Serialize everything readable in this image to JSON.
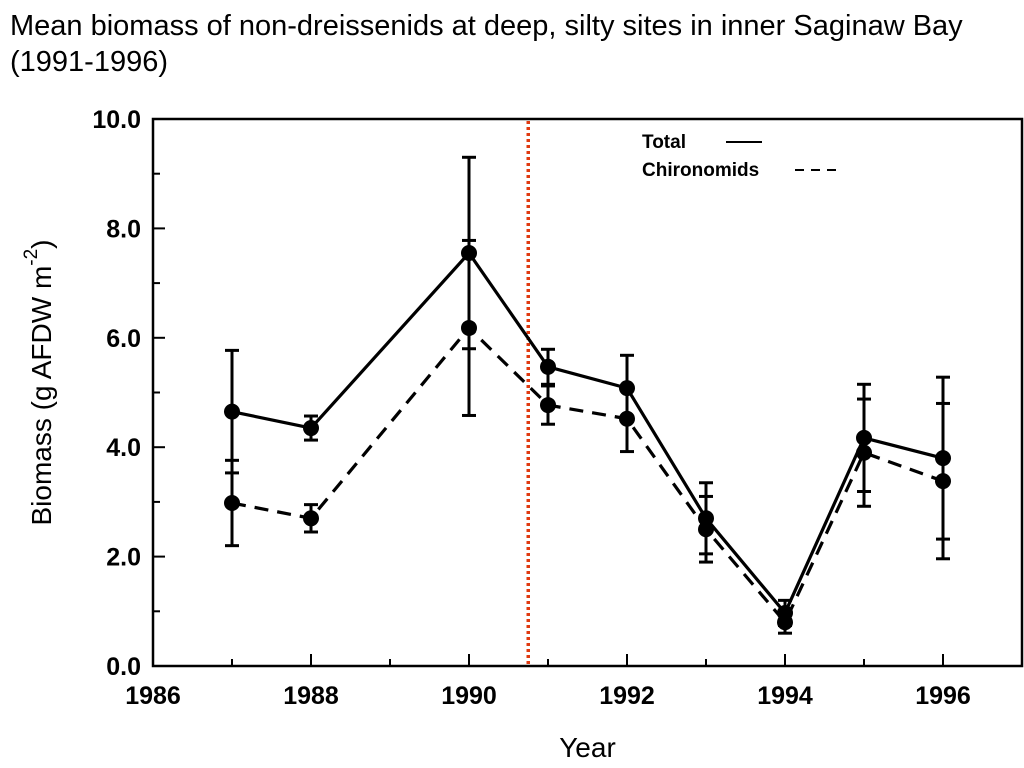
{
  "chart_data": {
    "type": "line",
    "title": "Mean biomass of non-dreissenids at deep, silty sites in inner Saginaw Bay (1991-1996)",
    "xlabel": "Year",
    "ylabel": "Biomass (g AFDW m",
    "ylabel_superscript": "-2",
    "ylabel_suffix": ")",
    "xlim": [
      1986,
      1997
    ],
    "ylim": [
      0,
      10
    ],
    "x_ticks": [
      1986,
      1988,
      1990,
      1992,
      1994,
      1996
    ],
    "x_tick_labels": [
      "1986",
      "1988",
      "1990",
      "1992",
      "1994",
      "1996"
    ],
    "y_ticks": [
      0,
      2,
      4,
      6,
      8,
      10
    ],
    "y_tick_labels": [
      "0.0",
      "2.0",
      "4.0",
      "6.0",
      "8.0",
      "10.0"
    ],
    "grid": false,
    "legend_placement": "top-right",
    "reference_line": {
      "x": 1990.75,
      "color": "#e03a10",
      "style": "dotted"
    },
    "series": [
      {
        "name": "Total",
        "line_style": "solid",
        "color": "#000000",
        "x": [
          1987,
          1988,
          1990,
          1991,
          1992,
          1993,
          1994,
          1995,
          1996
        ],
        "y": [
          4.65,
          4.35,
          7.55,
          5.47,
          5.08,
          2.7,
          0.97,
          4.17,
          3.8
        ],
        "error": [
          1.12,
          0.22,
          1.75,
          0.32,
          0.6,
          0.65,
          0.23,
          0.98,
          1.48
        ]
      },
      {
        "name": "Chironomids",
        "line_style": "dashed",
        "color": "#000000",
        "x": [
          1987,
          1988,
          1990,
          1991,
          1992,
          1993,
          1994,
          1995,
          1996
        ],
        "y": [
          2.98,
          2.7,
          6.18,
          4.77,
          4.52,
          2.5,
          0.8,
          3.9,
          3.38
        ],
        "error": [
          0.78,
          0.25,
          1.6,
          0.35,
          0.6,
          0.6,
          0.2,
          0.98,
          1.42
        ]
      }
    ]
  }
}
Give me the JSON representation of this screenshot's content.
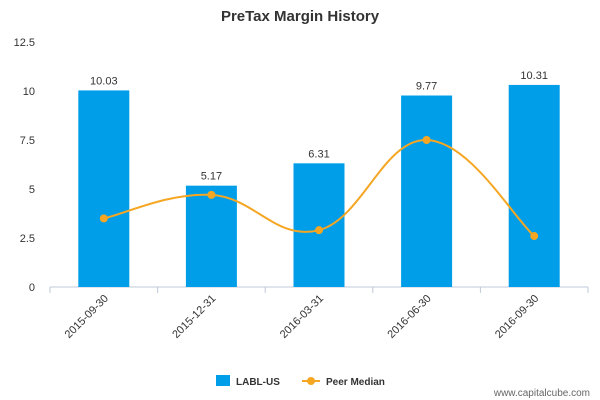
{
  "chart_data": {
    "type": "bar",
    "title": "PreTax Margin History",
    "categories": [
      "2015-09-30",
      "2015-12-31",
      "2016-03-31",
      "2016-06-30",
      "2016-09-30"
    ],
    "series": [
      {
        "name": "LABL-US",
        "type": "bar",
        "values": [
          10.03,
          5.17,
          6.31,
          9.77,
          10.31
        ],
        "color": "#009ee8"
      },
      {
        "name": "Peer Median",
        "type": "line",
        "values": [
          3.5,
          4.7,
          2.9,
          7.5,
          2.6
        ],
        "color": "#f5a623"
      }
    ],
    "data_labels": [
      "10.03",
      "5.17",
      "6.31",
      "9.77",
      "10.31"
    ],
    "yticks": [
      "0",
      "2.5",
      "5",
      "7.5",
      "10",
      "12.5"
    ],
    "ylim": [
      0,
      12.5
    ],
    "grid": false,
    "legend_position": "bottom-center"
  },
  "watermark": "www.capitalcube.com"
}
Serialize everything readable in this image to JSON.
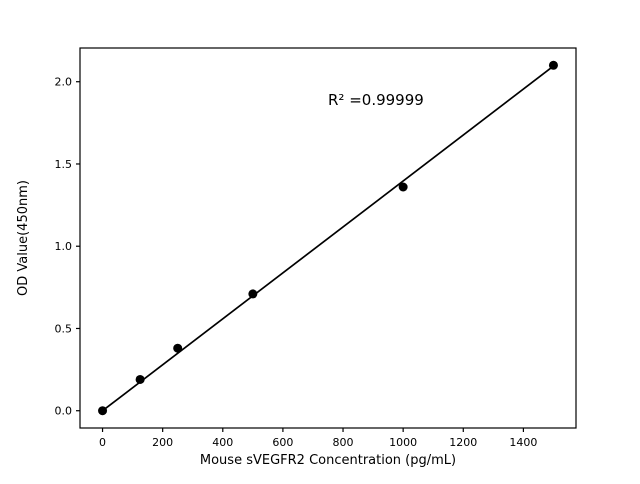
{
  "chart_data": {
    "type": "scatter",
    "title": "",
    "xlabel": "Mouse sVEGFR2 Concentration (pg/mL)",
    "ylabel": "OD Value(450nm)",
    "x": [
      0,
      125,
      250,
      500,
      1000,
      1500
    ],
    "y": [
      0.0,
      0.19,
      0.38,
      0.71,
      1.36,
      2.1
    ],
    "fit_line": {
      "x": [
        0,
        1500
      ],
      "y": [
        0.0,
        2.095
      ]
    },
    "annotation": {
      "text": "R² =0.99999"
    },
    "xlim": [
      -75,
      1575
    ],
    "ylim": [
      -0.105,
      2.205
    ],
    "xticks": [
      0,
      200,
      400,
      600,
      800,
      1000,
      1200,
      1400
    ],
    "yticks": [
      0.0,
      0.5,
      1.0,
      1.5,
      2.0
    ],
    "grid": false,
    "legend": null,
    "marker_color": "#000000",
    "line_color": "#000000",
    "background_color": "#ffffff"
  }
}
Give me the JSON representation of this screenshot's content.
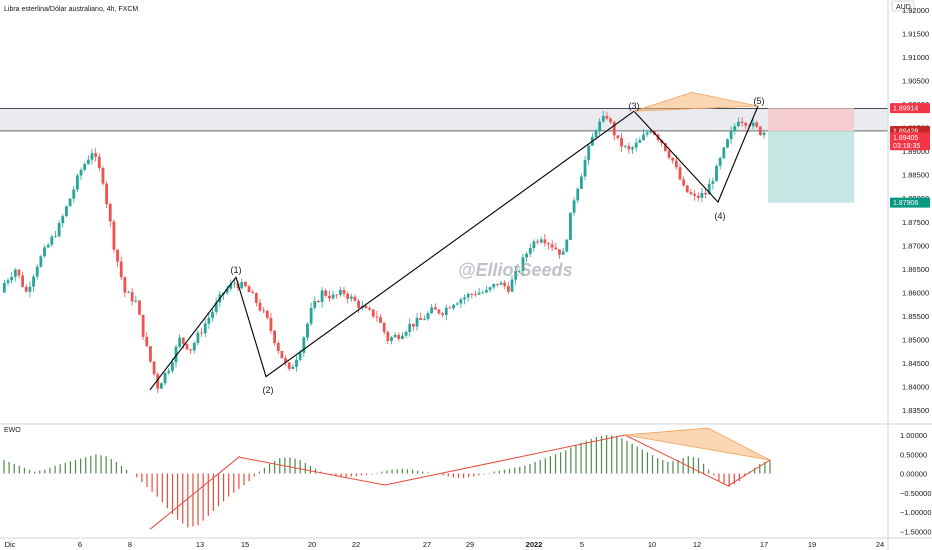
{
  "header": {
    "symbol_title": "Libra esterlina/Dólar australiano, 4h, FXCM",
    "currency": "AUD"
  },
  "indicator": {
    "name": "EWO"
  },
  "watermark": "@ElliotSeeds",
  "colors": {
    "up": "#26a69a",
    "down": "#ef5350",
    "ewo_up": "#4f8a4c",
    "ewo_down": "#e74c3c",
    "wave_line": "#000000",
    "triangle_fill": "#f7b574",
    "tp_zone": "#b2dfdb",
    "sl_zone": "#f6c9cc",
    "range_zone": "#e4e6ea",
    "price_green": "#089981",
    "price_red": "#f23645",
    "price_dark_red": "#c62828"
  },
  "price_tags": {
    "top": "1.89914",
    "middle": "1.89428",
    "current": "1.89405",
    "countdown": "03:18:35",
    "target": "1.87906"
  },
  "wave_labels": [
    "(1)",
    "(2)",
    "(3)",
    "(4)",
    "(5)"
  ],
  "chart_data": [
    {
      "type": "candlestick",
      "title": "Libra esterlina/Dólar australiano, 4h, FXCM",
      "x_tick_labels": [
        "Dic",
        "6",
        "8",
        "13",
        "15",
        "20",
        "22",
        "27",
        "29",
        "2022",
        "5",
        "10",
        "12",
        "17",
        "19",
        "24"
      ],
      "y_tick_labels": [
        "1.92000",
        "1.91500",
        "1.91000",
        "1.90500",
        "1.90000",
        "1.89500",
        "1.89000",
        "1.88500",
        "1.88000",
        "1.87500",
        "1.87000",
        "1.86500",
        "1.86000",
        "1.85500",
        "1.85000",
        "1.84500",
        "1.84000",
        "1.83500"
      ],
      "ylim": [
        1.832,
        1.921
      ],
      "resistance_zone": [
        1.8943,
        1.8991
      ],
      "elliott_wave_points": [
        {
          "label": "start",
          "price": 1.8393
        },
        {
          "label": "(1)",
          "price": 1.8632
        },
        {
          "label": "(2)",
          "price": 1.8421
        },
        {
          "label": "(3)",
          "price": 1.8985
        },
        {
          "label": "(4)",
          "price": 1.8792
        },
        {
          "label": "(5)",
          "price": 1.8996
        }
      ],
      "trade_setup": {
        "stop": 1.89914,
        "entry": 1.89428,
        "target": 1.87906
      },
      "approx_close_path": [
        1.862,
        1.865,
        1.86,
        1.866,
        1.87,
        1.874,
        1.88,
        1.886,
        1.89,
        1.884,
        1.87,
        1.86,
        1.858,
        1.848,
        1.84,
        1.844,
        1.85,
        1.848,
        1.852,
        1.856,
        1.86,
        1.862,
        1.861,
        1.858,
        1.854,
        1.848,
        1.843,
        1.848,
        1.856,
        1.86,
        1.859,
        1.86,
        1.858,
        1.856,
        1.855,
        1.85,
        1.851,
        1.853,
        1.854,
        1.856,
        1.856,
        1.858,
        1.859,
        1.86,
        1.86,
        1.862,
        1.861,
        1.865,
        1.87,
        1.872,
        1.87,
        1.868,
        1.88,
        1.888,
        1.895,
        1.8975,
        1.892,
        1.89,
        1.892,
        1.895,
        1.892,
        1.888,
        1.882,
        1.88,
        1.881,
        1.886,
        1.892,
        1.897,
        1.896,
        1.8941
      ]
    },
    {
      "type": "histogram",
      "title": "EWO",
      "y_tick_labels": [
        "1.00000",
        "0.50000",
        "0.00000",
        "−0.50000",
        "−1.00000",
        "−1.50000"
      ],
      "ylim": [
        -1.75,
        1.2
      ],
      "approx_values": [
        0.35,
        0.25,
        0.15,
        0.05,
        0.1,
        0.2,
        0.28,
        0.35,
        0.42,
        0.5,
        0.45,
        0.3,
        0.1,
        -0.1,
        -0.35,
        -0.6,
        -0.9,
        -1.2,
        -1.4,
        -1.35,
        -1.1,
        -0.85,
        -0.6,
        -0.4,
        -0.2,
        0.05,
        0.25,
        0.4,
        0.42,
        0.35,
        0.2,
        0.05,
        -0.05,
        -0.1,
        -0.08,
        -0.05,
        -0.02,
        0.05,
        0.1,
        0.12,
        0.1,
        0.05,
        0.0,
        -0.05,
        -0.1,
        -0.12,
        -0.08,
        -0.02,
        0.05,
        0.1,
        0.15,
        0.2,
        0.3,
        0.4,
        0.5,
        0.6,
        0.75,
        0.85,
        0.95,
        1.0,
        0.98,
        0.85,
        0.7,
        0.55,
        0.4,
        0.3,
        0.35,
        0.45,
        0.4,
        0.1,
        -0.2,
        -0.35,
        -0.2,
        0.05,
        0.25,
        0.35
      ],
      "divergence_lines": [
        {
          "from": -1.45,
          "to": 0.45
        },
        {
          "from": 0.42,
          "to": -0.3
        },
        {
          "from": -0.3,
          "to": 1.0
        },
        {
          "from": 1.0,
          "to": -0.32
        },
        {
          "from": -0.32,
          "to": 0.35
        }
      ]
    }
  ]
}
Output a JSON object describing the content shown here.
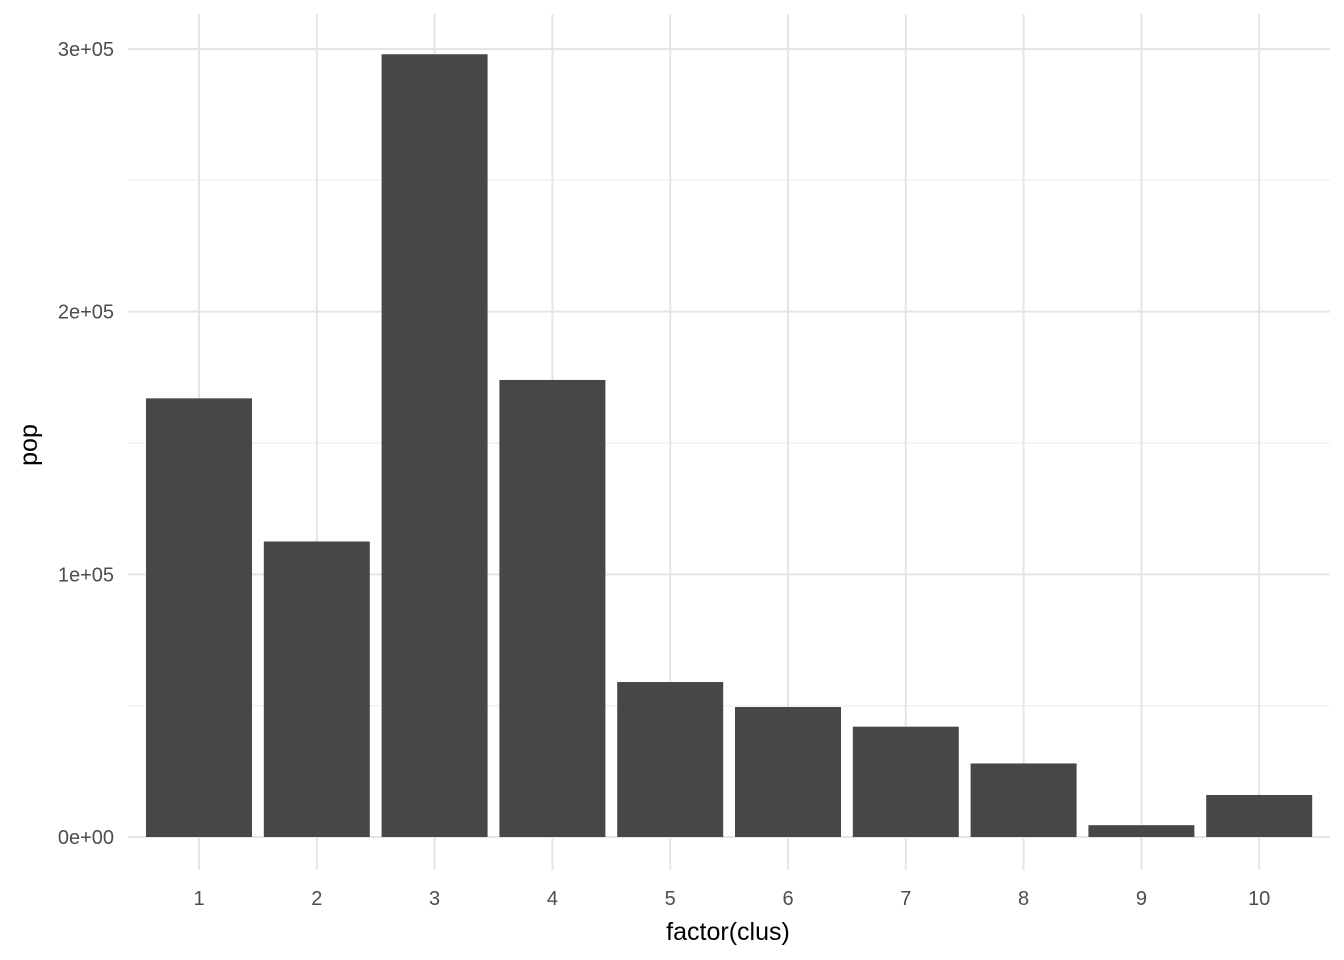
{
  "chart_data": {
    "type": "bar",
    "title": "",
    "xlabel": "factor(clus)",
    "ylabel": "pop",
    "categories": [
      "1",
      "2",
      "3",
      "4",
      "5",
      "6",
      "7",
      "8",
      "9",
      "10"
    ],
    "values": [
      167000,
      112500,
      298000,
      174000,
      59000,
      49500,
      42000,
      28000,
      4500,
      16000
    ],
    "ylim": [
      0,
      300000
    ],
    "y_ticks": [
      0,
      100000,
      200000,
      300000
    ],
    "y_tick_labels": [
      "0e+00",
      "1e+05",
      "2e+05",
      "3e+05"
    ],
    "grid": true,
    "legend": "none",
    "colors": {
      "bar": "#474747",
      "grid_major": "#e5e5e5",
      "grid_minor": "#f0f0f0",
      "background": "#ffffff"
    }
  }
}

Stated goal: Filter the entries above down to the lines containing the word "type".

Task response:
    "type": "line",
    "type": "bar",
        "type": "bar",
        "type": "line",
    "type": "scatter",
      "type": "candlestick",
      "type": "histogram",
    "type": "bar",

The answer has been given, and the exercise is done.